Data entries:
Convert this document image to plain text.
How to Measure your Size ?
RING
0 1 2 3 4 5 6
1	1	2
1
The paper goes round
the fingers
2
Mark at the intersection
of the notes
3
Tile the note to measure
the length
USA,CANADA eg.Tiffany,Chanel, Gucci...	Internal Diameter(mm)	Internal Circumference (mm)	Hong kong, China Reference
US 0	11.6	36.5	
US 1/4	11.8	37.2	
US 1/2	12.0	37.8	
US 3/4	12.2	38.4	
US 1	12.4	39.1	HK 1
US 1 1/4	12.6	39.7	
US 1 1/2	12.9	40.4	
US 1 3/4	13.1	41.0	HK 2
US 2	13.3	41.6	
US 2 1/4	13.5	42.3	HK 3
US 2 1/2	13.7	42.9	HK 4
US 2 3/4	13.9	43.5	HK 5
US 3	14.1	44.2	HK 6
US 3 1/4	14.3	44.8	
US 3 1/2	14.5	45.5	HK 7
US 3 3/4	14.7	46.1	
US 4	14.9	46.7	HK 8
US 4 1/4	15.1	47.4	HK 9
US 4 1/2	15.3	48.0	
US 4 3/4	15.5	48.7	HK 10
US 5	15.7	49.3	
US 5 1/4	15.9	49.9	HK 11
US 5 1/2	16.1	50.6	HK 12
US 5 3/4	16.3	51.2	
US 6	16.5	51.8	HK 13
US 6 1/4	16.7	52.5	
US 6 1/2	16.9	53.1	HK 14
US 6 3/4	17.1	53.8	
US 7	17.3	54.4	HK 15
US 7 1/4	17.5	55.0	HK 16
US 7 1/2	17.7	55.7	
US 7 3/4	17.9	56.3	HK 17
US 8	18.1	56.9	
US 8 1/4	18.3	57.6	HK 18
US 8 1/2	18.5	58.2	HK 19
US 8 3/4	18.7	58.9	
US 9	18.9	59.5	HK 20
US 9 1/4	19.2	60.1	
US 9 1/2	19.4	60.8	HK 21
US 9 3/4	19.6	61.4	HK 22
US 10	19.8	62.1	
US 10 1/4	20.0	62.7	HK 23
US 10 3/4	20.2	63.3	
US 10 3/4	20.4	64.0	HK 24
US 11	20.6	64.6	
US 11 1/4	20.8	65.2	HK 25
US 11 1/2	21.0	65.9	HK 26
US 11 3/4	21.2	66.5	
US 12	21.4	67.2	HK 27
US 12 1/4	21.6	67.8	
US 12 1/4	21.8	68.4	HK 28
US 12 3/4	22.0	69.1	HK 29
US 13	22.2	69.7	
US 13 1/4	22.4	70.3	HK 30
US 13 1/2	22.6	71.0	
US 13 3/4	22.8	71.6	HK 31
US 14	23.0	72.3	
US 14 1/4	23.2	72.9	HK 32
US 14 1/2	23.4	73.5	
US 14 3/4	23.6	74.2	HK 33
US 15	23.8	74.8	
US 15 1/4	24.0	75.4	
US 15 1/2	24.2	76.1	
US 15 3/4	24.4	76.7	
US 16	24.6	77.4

What you have to do: Please restate the whole listing word for word.

Response to this exercise:
Convert this document image to plain text.
How to Measure your Size ?
RING
0 1 2 3 4 5 6
1	1	2
1
The paper goes round
the fingers
2
Mark at the intersection
of the notes
3
Tile the note to measure
the length
USA,CANADA eg.Tiffany,Chanel, Gucci...	Internal Diameter(mm)	Internal Circumference (mm)	Hong kong, China Reference
US 0	11.6	36.5	
US 1/4	11.8	37.2	
US 1/2	12.0	37.8	
US 3/4	12.2	38.4	
US 1	12.4	39.1	HK 1
US 1 1/4	12.6	39.7	
US 1 1/2	12.9	40.4	
US 1 3/4	13.1	41.0	HK 2
US 2	13.3	41.6	
US 2 1/4	13.5	42.3	HK 3
US 2 1/2	13.7	42.9	HK 4
US 2 3/4	13.9	43.5	HK 5
US 3	14.1	44.2	HK 6
US 3 1/4	14.3	44.8	
US 3 1/2	14.5	45.5	HK 7
US 3 3/4	14.7	46.1	
US 4	14.9	46.7	HK 8
US 4 1/4	15.1	47.4	HK 9
US 4 1/2	15.3	48.0	
US 4 3/4	15.5	48.7	HK 10
US 5	15.7	49.3	
US 5 1/4	15.9	49.9	HK 11
US 5 1/2	16.1	50.6	HK 12
US 5 3/4	16.3	51.2	
US 6	16.5	51.8	HK 13
US 6 1/4	16.7	52.5	
US 6 1/2	16.9	53.1	HK 14
US 6 3/4	17.1	53.8	
US 7	17.3	54.4	HK 15
US 7 1/4	17.5	55.0	HK 16
US 7 1/2	17.7	55.7	
US 7 3/4	17.9	56.3	HK 17
US 8	18.1	56.9	
US 8 1/4	18.3	57.6	HK 18
US 8 1/2	18.5	58.2	HK 19
US 8 3/4	18.7	58.9	
US 9	18.9	59.5	HK 20
US 9 1/4	19.2	60.1	
US 9 1/2	19.4	60.8	HK 21
US 9 3/4	19.6	61.4	HK 22
US 10	19.8	62.1	
US 10 1/4	20.0	62.7	HK 23
US 10 3/4	20.2	63.3	
US 10 3/4	20.4	64.0	HK 24
US 11	20.6	64.6	
US 11 1/4	20.8	65.2	HK 25
US 11 1/2	21.0	65.9	HK 26
US 11 3/4	21.2	66.5	
US 12	21.4	67.2	HK 27
US 12 1/4	21.6	67.8	
US 12 1/4	21.8	68.4	HK 28
US 12 3/4	22.0	69.1	HK 29
US 13	22.2	69.7	
US 13 1/4	22.4	70.3	HK 30
US 13 1/2	22.6	71.0	
US 13 3/4	22.8	71.6	HK 31
US 14	23.0	72.3	
US 14 1/4	23.2	72.9	HK 32
US 14 1/2	23.4	73.5	
US 14 3/4	23.6	74.2	HK 33
US 15	23.8	74.8	
US 15 1/4	24.0	75.4	
US 15 1/2	24.2	76.1	
US 15 3/4	24.4	76.7	
US 16	24.6	77.4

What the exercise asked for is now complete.